GIVEN EXERCISE: Pictures don't belong in the copy; print all the records exactly.

*** THE INPUT ***

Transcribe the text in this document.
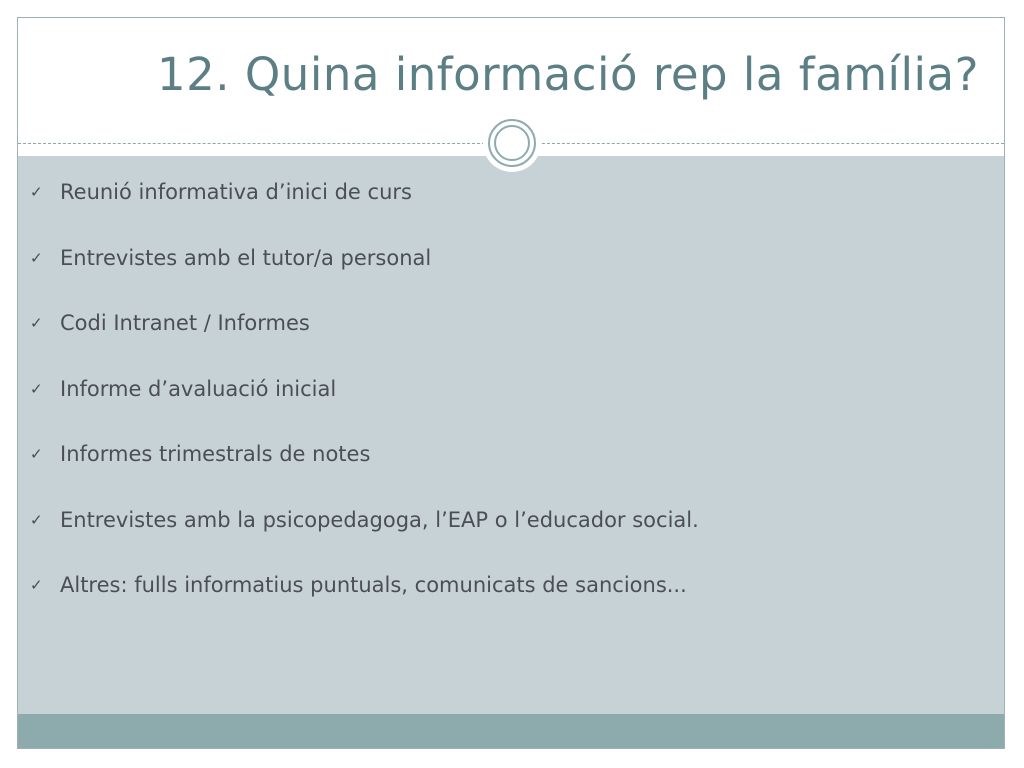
12. Quina informació rep la família?
✓ Reunió informativa d’inici de curs
✓ Entrevistes amb el tutor/a personal
✓ Codi Intranet / Informes
✓ Informe d’avaluació inicial
✓ Informes trimestrals de notes
✓ Entrevistes amb la psicopedagoga, l’EAP o l’educador social.
✓ Altres: fulls informatius puntuals, comunicats de sancions...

***

RESPONSE TO THE TASK:
Transcribe the text in this document.
12. Quina informació rep la família?
✓ Reunió informativa d’inici de curs
✓ Entrevistes amb el tutor/a personal
✓ Codi Intranet / Informes
✓ Informe d’avaluació inicial
✓ Informes trimestrals de notes
✓ Entrevistes amb la psicopedagoga, l’EAP o l’educador social.
✓ Altres: fulls informatius puntuals, comunicats de sancions...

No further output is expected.